AIM
Repeat the passage on VMT and carbon taxes in full, word for word.

PASSAGE PROVIDED
====

For example, Montana and Rhode Island have comparable populations,REF but hugely divergent transportation needs and norms. Their respective state representatives are exponentially more capable of understanding those needs and creating suitable legislative solutions than is Congress. Another flaw of a nationwide VMT tax is shared by the current federal gas tax: It masquerades as a user fee. The federal government would impose a cost for driving on any road, regardless of whether that road is the federal government’s responsibility or has received a penny of federal support.

While some states might decide to pursue VMT taxes as a revenue source, it is not an appropriate system for the federal government to administer.

Wrong Route #3: A Carbon Tax Is Not the Solution

Eager to find additional revenue sources and to “do something” about climate change, some legislators have turned to taxing carbon-dioxide emissions. Although not explicitly calling for a carbon tax, Senate Minority Leader Schumer told President Trump that any infrastructure package must include measures for addressing climate change.REF Former Florida Representative Carlos Curbelo (R–FL), who failed to win re-election, introduced a bill last session that would have levied a $24 carbon tax in 2020. The proposed legislation would have directed the $700 billion (over 10 years) accumulated in revenue to the Highway Trust Fund for infrastructure spending.REF

Economically and environmentally, a carbon tax is a bad policy. An overwhelming majority of America’s energy needs are met by carbon-emitting conventional fuels. Taxing carbon dioxide would inevitably raise electricity prices and fuel prices, and the economic damage would extend well beyond the direct energy-price increases. Energy is a fundamental input for nearly all the goods and services that Americans consume and use. Businesses, faced with higher energy costs, will likely pass those costs on to consumers. Consequently, families and individuals will pay more for food, health care, education, clothes, and much more. If a company did absorb the costs, pricier energy would squeeze profits and prevent businesses from investing and expanding.

====

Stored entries
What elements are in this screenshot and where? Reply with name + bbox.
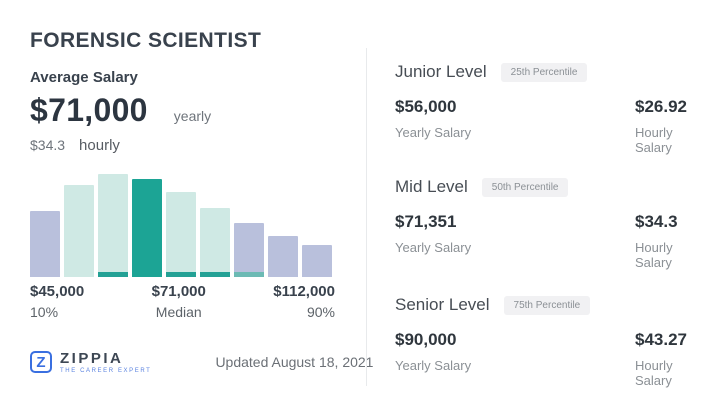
histogram-bar-1 [30,211,60,277]
histogram-bar-6 [200,208,230,277]
level-name: Junior Level [395,62,487,81]
hourly-salary-label: Hourly Salary [635,125,673,155]
salary-distribution-chart [30,174,332,277]
level-name: Senior Level [395,295,490,314]
hourly-salary-value: $26.92 [635,97,687,116]
updated-date: Updated August 18, 2021 [215,354,374,370]
x-axis-label-10th: $45,000 10% [30,283,84,320]
yearly-salary-value: $71,351 [395,212,457,231]
histogram-bar-3 [98,174,128,277]
x-axis-sublabel: Median [155,304,202,320]
hourly-column: $34.3 Hourly Salary [635,212,700,270]
x-axis-label-median: $71,000 Median [152,283,206,320]
zippia-tagline: THE CAREER EXPERT [60,368,152,374]
x-axis-sublabel: 10% [30,304,59,320]
hourly-salary-value: $43.27 [635,330,687,349]
level-values: $90,000 Yearly Salary $43.27 Hourly Sala… [395,330,700,388]
hourly-salary-label: Hourly Salary [635,358,673,388]
average-hourly-unit: hourly [79,137,120,154]
chart-x-axis-labels: $45,000 10% $71,000 Median $112,000 90% [30,283,335,320]
histogram-bar-9 [302,245,332,277]
hourly-salary-value: $34.3 [635,212,678,231]
yearly-salary-value: $56,000 [395,97,457,116]
percentile-badge: 25th Percentile [500,62,588,82]
histogram-bar-5 [166,192,196,277]
zippia-logo-icon: Z [30,351,52,373]
histogram-bar-2 [64,185,94,277]
level-section-senior: Senior Level 75th Percentile $90,000 Yea… [395,295,700,388]
average-yearly-unit: yearly [173,108,212,124]
level-section-mid: Mid Level 50th Percentile $71,351 Yearly… [395,177,700,270]
x-axis-value: $112,000 [273,283,335,300]
level-section-junior: Junior Level 25th Percentile $56,000 Yea… [395,62,700,155]
histogram-bar-underline [166,272,196,277]
average-hourly-row: $34.3 hourly [30,137,120,154]
x-axis-value: $71,000 [151,283,206,300]
page-title: FORENSIC SCIENTIST [30,29,262,52]
hourly-salary-label: Hourly Salary [635,240,673,270]
level-header: Senior Level 75th Percentile [395,295,700,315]
yearly-salary-label: Yearly Salary [395,358,472,373]
level-header: Junior Level 25th Percentile [395,62,700,82]
hourly-column: $43.27 Hourly Salary [635,330,700,388]
average-yearly-value: $71,000 [30,92,148,128]
yearly-column: $71,351 Yearly Salary [395,212,635,270]
histogram-bar-4 [132,179,162,277]
histogram-bar-underline [234,272,264,277]
level-name: Mid Level [395,177,468,196]
yearly-salary-label: Yearly Salary [395,125,472,140]
vertical-divider [366,48,367,386]
zippia-brand-name: ZIPPIA [60,350,124,367]
zippia-logo: Z ZIPPIA THE CAREER EXPERT [30,350,151,374]
level-values: $56,000 Yearly Salary $26.92 Hourly Sala… [395,97,700,155]
hourly-column: $26.92 Hourly Salary [635,97,700,155]
histogram-bar-8 [268,236,298,277]
x-axis-label-90th: $112,000 90% [273,283,335,320]
yearly-column: $56,000 Yearly Salary [395,97,635,155]
histogram-bar-7 [234,223,264,277]
percentile-badge: 50th Percentile [481,177,569,197]
level-values: $71,351 Yearly Salary $34.3 Hourly Salar… [395,212,700,270]
yearly-salary-value: $90,000 [395,330,457,349]
average-salary-label: Average Salary [30,69,138,86]
average-yearly-row: $71,000 yearly [30,92,211,129]
x-axis-sublabel: 90% [306,304,335,320]
histogram-bar-underline [200,272,230,277]
percentile-badge: 75th Percentile [503,295,591,315]
yearly-column: $90,000 Yearly Salary [395,330,635,388]
zippia-logo-text: ZIPPIA THE CAREER EXPERT [60,350,151,374]
level-header: Mid Level 50th Percentile [395,177,700,197]
x-axis-value: $45,000 [30,283,85,300]
footer: Z ZIPPIA THE CAREER EXPERT Updated Augus… [30,350,373,374]
average-hourly-value: $34.3 [30,137,66,153]
yearly-salary-label: Yearly Salary [395,240,472,255]
histogram-bar-underline [98,272,128,277]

====

OUTPUT BELOW
For example, Montana and Rhode Island have comparable populations,REF but hugely divergent transportation needs and norms. Their respective state representatives are exponentially more capable of understanding those needs and creating suitable legislative solutions than is Congress. Another flaw of a nationwide VMT tax is shared by the current federal gas tax: It masquerades as a user fee. The federal government would impose a cost for driving on any road, regardless of whether that road is the federal government’s responsibility or has received a penny of federal support.

While some states might decide to pursue VMT taxes as a revenue source, it is not an appropriate system for the federal government to administer.

Wrong Route #3: A Carbon Tax Is Not the Solution

Eager to find additional revenue sources and to “do something” about climate change, some legislators have turned to taxing carbon-dioxide emissions. Although not explicitly calling for a carbon tax, Senate Minority Leader Schumer told President Trump that any infrastructure package must include measures for addressing climate change.REF Former Florida Representative Carlos Curbelo (R–FL), who failed to win re-election, introduced a bill last session that would have levied a $24 carbon tax in 2020. The proposed legislation would have directed the $700 billion (over 10 years) accumulated in revenue to the Highway Trust Fund for infrastructure spending.REF

Economically and environmentally, a carbon tax is a bad policy. An overwhelming majority of America’s energy needs are met by carbon-emitting conventional fuels. Taxing carbon dioxide would inevitably raise electricity prices and fuel prices, and the economic damage would extend well beyond the direct energy-price increases. Energy is a fundamental input for nearly all the goods and services that Americans consume and use. Businesses, faced with higher energy costs, will likely pass those costs on to consumers. Consequently, families and individuals will pay more for food, health care, education, clothes, and much more. If a company did absorb the costs, pricier energy would squeeze profits and prevent businesses from investing and expanding.